Please write out, word for word, the stretch of the awards article below from "Lifetime achievement awards" through "God bless you.".

* PAGE TEXT

[START]

He’s a past AFA president and served as the organization’s chairman of the board from 1996-98, Harris said.
The other two honorees are Col. Elmo Baker of Ft. Worth, Texas, and Lt. Col. Orson Swindle of the Washington, D.C., area.
“These guys are all friends of mine,” Harris said.
The awards dinner took place during AFA’s 2012 Air & Space Conference and Technology Exposition.
Lifetime achievement awards also were presented to Berlin Airlift aircrews, Korean War airmen and World War II fighter pilots.
Harris’ F-105 Thunderchief was shot down over Vietnam April 4, 1965, and he came home on Feb. 12, 1973. During his captivity, he developed a “tap code” that allowed prisoners to communicate with each other.
In those days, two taps followed by a pause and two more taps signaled “G.” One tap, a pause and two taps were a “B.” Four taps, a pause and five taps meant “U.” Put GBU together, and it was shorthand for God bless you.
“You’d come back from one of their torture sessions at a very low ebb, physically, emotionally and spiritually,” Harris said in an earlier interview. “The first thing you’d hear was GBU, and it really meant something, let me tell you.”

[END]

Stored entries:
[START]

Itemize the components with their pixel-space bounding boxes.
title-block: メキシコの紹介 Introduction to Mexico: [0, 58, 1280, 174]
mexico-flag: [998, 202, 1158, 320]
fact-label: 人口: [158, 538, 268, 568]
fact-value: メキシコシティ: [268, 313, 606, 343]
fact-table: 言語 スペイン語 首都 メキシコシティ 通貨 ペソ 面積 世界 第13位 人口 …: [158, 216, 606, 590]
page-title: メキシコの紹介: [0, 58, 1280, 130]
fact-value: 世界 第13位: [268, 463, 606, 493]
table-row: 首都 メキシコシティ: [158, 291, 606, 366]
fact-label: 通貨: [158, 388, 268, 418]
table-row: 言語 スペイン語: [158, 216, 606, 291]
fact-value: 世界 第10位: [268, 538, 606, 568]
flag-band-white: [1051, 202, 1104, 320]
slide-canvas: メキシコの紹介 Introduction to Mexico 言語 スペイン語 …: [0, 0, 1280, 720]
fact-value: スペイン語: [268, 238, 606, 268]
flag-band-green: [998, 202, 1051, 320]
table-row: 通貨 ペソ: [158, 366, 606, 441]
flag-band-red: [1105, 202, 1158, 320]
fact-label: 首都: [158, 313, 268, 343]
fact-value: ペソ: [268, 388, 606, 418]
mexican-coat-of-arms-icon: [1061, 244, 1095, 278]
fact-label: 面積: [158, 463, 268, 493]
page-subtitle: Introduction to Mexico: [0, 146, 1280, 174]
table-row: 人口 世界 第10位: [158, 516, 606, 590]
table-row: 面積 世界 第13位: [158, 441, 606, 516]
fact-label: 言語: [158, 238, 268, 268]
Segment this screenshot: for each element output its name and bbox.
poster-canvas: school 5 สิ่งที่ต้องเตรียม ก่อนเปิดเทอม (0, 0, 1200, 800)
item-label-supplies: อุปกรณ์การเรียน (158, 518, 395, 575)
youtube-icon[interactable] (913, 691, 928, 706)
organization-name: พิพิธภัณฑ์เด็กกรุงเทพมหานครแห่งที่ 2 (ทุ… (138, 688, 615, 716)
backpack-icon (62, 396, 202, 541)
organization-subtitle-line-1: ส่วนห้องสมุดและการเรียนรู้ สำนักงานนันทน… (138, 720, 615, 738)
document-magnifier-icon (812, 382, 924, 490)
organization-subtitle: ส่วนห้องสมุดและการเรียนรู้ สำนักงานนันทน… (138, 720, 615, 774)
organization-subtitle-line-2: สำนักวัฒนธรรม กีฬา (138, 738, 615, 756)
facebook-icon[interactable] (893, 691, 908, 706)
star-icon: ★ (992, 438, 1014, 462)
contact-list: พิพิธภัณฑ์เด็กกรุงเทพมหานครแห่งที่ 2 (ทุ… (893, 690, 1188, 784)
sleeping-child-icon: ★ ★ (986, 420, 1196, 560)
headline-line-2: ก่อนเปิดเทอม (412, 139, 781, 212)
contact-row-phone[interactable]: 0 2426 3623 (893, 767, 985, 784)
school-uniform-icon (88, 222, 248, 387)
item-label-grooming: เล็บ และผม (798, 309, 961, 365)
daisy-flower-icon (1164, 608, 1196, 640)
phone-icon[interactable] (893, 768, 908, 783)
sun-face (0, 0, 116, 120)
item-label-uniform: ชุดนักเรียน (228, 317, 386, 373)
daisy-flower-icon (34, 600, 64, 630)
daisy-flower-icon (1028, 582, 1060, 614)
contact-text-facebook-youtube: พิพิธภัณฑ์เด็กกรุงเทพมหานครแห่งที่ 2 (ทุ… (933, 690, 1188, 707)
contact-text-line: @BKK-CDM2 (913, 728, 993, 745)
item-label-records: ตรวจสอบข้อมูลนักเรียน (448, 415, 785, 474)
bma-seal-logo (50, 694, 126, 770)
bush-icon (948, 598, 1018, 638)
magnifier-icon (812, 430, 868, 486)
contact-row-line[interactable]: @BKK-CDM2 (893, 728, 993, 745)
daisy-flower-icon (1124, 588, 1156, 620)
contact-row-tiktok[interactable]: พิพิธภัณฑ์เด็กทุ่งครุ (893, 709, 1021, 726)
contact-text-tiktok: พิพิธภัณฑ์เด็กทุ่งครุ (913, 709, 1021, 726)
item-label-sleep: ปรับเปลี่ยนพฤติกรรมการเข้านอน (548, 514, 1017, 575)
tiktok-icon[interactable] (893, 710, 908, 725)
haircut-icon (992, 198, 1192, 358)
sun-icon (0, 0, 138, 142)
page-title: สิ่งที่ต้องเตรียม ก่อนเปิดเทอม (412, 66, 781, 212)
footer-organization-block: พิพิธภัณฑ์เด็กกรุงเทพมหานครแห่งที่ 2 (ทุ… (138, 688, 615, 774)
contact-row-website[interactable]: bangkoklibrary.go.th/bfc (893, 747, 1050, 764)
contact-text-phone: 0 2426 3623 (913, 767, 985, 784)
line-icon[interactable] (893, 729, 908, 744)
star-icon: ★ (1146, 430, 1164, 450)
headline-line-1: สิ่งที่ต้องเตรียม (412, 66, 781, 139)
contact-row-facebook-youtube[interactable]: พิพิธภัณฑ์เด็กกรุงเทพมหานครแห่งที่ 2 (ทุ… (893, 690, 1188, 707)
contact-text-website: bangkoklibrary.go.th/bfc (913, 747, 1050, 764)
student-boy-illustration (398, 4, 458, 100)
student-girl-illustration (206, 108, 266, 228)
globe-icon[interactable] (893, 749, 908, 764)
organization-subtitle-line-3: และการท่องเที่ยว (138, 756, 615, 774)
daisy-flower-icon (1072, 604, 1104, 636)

[END]

* CORRECT ANSWER
Lifetime achievement awards also were presented to Berlin Airlift aircrews, Korean War airmen and World War II fighter pilots.
Harris’ F-105 Thunderchief was shot down over Vietnam April 4, 1965, and he came home on Feb. 12, 1973. During his captivity, he developed a “tap code” that allowed prisoners to communicate with each other.
In those days, two taps followed by a pause and two more taps signaled “G.” One tap, a pause and two taps were a “B.” Four taps, a pause and five taps meant “U.” Put GBU together, and it was shorthand for God bless you.